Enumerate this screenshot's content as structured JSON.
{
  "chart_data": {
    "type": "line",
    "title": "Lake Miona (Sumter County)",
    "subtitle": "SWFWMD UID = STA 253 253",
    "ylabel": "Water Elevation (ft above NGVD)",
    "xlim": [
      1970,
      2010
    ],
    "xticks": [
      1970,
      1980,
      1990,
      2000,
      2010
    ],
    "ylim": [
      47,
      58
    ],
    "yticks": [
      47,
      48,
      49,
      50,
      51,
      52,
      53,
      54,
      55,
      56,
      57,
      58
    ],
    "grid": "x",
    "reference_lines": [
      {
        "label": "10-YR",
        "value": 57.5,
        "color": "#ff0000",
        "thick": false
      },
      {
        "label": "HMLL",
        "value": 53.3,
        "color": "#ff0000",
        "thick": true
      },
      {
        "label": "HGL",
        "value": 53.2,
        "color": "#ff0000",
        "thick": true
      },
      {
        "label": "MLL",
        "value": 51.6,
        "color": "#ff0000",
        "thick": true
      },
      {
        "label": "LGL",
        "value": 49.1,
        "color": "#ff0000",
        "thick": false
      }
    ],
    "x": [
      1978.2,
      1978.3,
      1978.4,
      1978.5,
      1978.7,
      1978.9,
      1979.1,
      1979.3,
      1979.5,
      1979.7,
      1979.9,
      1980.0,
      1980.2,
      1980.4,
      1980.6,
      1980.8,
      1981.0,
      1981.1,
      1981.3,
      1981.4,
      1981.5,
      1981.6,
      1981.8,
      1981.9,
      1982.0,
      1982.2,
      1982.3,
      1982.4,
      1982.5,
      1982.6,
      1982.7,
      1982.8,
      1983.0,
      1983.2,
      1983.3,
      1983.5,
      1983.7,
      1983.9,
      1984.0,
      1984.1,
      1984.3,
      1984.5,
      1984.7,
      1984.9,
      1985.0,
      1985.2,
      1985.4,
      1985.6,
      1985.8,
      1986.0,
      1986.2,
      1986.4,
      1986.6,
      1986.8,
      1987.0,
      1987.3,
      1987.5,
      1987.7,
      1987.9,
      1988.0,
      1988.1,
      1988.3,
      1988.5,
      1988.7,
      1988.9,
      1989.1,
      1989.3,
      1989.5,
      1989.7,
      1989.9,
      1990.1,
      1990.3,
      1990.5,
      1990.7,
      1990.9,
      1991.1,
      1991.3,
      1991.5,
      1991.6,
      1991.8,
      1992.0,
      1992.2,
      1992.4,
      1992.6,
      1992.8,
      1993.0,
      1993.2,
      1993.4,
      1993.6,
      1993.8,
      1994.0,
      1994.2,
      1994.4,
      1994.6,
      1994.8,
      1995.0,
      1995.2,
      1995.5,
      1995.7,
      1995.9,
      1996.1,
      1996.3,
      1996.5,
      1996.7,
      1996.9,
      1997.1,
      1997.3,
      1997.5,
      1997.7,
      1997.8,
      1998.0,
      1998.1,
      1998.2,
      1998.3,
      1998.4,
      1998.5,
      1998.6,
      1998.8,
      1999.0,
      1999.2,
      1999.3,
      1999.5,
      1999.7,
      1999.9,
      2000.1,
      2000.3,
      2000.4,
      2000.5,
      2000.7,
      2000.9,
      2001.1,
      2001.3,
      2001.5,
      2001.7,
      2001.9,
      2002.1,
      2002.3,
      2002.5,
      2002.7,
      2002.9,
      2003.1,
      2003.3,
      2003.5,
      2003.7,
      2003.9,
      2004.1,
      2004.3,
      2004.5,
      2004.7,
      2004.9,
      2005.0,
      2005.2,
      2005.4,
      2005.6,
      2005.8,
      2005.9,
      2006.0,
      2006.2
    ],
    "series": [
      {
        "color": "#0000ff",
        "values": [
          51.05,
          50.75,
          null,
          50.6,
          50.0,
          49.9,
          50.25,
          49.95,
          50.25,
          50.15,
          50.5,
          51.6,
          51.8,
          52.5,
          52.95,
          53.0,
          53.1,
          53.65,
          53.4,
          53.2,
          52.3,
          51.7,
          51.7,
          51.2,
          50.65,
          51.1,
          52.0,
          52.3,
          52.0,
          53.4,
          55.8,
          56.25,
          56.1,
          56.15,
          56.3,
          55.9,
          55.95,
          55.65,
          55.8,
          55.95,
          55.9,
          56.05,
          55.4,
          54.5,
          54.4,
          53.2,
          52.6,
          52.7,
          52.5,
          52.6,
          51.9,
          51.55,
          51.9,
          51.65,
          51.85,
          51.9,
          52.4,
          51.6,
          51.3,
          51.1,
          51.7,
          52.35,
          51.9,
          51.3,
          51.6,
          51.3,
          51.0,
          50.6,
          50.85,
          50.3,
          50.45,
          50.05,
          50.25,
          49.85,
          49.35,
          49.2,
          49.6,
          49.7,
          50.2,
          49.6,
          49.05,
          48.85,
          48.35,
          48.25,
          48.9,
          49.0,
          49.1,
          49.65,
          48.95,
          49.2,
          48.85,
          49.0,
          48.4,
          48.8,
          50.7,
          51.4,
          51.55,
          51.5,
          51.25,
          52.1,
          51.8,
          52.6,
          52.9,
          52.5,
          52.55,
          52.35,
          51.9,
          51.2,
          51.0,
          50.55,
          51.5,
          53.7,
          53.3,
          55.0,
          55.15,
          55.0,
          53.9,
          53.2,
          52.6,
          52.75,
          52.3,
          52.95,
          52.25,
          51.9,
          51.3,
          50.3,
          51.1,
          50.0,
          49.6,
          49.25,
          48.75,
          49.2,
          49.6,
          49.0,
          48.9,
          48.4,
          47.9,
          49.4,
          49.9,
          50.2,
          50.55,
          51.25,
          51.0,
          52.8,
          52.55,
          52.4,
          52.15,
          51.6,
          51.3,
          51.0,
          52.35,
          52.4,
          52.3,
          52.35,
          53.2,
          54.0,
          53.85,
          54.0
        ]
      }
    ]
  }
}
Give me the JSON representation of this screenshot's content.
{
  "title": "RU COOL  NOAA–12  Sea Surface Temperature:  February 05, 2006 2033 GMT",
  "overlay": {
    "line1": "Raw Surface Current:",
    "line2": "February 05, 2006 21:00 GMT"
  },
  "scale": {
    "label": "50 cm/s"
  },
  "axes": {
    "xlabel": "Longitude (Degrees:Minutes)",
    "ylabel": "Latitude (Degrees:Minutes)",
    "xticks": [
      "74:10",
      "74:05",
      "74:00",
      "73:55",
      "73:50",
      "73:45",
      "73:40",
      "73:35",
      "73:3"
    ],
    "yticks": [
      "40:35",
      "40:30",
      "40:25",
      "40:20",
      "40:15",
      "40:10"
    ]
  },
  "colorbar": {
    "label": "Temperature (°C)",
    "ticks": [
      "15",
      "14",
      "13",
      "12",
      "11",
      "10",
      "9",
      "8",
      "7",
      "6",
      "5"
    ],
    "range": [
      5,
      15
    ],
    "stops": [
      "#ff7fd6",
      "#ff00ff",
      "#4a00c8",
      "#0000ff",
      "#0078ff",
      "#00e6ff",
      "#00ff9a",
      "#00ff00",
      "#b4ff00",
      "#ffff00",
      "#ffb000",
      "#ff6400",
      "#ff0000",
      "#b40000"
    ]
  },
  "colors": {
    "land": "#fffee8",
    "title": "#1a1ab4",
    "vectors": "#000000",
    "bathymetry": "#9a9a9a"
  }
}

....................

- _WHAT THE EXERCISE ASKS_: Check each line above for "Degrees" and return the ones that have it.

- _ANSWER TO THE EXERCISE_:
    "xlabel": "Longitude (Degrees:Minutes)",
    "ylabel": "Latitude (Degrees:Minutes)",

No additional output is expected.